Provided records:

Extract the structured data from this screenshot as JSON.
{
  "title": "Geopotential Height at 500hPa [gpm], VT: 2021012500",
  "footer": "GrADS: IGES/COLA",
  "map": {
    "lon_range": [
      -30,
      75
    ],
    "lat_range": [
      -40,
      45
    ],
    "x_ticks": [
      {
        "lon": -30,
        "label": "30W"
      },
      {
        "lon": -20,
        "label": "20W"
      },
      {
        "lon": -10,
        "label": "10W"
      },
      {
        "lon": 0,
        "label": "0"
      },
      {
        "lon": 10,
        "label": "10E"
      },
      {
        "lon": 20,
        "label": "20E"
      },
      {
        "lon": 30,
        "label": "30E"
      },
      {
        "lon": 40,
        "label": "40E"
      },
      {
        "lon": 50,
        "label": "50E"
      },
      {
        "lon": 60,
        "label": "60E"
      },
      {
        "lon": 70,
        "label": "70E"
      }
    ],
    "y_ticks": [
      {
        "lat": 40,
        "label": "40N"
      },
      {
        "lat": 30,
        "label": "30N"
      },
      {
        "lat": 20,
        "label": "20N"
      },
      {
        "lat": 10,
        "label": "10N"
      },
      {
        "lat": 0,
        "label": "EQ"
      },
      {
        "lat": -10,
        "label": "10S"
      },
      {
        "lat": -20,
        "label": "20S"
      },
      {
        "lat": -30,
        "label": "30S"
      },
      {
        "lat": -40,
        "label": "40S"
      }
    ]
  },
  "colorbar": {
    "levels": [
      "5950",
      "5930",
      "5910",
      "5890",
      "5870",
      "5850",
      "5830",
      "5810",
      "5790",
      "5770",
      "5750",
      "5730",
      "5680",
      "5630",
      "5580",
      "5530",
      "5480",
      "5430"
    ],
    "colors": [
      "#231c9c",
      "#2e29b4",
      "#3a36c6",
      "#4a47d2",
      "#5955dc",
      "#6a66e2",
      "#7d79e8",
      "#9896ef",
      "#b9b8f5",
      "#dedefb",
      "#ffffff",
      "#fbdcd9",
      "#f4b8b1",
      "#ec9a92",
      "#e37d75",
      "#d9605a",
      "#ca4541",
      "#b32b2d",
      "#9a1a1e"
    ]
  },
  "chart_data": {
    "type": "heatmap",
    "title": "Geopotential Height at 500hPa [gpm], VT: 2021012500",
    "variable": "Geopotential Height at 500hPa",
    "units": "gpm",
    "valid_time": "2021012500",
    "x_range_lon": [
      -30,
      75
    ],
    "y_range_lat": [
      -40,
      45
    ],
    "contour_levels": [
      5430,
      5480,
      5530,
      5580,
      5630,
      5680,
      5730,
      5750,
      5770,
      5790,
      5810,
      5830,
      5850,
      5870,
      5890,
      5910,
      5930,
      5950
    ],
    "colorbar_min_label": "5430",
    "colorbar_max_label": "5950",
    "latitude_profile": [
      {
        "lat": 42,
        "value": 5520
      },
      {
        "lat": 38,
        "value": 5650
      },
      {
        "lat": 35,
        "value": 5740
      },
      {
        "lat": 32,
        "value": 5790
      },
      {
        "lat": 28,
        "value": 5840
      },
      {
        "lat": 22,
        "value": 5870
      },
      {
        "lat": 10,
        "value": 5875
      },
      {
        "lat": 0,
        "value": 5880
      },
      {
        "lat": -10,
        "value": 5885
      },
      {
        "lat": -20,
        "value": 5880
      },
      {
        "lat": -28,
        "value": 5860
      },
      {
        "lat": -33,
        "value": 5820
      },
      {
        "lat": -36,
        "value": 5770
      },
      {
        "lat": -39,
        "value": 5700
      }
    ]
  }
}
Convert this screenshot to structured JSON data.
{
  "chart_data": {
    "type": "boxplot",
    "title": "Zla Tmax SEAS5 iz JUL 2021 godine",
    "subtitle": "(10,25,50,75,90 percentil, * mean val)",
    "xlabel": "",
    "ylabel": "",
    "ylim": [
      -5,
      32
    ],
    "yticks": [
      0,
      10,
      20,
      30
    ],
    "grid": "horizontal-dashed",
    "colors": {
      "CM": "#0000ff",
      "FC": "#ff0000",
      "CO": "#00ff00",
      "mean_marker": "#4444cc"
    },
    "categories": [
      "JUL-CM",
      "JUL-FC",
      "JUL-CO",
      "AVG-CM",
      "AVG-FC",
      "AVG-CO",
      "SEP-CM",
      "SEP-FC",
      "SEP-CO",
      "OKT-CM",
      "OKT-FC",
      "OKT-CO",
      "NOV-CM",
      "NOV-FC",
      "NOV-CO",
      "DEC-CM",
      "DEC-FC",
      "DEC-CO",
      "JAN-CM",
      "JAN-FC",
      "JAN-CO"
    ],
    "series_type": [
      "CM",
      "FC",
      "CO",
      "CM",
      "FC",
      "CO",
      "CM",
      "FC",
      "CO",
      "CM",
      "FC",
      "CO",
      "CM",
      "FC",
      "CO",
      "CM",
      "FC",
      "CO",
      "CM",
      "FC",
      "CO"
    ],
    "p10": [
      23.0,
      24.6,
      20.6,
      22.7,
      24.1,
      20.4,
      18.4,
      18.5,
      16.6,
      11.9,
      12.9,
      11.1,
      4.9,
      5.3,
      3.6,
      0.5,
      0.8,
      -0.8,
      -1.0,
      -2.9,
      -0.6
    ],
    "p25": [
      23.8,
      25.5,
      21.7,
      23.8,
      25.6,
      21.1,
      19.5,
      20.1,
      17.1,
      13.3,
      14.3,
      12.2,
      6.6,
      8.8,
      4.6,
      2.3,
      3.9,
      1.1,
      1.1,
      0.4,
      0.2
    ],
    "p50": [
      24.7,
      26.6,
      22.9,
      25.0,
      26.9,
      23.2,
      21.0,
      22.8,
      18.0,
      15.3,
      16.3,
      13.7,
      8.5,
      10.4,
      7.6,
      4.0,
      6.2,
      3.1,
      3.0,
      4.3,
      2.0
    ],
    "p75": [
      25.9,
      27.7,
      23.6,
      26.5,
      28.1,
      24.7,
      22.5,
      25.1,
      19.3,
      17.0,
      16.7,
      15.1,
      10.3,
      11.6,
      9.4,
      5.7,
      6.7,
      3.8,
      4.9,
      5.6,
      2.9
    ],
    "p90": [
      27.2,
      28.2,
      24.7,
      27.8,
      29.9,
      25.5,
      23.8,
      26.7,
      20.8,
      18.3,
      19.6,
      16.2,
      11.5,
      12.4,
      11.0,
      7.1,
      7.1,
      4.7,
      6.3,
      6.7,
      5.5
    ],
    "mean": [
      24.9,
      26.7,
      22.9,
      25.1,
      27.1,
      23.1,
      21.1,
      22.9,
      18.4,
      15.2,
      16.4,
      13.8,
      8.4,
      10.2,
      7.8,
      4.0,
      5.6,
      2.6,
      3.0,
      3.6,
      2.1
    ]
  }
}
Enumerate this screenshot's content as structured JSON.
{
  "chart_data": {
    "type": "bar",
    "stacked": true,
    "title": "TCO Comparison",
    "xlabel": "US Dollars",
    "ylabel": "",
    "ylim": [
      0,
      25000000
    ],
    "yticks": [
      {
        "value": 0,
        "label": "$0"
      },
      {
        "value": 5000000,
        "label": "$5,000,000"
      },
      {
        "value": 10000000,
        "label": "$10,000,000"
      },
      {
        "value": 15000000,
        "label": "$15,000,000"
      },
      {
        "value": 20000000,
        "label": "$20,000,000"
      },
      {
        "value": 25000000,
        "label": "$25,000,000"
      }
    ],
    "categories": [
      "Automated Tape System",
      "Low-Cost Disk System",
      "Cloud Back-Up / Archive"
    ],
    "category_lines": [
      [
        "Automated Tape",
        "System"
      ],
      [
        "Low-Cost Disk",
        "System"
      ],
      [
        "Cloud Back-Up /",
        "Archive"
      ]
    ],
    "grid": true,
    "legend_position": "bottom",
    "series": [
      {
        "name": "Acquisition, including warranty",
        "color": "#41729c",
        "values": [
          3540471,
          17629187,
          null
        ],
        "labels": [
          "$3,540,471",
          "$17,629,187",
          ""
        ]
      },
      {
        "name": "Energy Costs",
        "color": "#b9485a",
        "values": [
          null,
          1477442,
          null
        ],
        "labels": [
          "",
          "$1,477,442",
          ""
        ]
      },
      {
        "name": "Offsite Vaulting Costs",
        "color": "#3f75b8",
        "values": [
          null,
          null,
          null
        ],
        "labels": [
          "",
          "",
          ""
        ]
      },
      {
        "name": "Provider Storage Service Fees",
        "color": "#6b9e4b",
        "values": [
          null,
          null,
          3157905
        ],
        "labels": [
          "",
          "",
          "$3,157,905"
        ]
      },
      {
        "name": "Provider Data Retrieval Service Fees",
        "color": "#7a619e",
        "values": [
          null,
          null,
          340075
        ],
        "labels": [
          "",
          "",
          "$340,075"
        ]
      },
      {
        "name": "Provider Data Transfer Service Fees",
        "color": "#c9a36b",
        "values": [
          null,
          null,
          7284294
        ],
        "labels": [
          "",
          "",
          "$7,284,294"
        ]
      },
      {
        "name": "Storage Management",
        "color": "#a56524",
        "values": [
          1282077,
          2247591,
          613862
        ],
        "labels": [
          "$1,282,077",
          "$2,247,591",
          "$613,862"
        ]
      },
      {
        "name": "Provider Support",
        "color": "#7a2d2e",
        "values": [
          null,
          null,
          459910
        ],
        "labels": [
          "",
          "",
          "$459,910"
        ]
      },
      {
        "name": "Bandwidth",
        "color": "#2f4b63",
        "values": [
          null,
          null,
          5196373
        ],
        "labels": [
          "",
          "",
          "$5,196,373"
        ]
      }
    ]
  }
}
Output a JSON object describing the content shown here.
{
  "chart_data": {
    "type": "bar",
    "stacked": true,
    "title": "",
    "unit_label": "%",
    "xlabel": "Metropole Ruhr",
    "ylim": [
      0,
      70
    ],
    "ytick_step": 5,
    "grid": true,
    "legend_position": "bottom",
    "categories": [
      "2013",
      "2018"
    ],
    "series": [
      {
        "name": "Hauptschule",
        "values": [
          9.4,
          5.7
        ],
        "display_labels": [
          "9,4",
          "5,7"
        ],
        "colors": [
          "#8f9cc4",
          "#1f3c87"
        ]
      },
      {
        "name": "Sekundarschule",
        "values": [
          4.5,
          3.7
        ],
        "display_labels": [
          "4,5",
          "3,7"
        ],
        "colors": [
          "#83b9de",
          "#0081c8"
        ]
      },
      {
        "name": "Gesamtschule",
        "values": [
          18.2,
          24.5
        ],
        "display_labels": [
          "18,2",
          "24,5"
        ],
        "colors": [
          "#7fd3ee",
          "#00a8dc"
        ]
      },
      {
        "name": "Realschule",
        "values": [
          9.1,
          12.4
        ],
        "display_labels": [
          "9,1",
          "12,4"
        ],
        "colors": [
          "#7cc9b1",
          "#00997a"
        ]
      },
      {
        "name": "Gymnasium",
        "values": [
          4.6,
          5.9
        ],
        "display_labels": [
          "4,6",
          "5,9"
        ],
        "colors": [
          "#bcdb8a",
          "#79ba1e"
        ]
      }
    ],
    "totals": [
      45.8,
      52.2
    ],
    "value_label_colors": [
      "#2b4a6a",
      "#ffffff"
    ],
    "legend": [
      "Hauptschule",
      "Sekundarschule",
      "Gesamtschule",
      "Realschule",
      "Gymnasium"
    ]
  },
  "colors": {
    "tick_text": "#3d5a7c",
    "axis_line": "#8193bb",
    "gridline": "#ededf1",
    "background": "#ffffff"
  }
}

What to produce: Reply with the number of lines in the data that include the string "structured" and nothing else.

Answer to the task: 3